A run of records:
>> begin

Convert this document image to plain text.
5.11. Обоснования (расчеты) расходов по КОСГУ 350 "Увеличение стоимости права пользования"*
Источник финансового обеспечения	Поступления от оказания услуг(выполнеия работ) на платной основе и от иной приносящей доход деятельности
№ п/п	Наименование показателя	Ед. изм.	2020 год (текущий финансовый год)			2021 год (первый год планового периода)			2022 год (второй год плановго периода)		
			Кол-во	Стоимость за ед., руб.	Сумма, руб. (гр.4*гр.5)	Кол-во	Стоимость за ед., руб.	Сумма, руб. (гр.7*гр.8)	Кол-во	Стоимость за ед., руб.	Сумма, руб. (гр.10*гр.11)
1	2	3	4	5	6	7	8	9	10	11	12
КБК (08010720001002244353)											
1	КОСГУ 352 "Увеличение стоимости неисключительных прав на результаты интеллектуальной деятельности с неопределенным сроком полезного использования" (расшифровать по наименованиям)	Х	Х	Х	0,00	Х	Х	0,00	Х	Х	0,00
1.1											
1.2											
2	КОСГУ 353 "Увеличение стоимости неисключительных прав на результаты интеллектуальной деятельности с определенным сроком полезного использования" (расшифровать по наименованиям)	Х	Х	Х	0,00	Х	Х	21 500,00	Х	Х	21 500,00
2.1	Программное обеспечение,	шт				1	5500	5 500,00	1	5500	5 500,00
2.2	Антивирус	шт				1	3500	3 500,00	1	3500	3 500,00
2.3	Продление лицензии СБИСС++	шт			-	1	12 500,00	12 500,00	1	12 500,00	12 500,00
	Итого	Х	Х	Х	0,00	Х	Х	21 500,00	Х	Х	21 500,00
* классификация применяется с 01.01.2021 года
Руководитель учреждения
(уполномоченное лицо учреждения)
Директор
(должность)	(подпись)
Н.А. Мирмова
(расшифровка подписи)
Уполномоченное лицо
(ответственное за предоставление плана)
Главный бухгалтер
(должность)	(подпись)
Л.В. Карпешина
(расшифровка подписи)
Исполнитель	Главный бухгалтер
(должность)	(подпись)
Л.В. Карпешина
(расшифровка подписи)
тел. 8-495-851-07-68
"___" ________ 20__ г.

>> end

Goal of the exercise: Locate the word "Увеличение" in the entries, and copy every line where it is found.

Full output:
5.11. Обоснования (расчеты) расходов по КОСГУ 350 "Увеличение стоимости права пользования"*
1	КОСГУ 352 "Увеличение стоимости неисключительных прав на результаты интеллектуальной деятельности с неопределенным сроком полезного использования" (расшифровать по наименованиям)	Х	Х	Х	0,00	Х	Х	0,00	Х	Х	0,00
2	КОСГУ 353 "Увеличение стоимости неисключительных прав на результаты интеллектуальной деятельности с определенным сроком полезного использования" (расшифровать по наименованиям)	Х	Х	Х	0,00	Х	Х	21 500,00	Х	Х	21 500,00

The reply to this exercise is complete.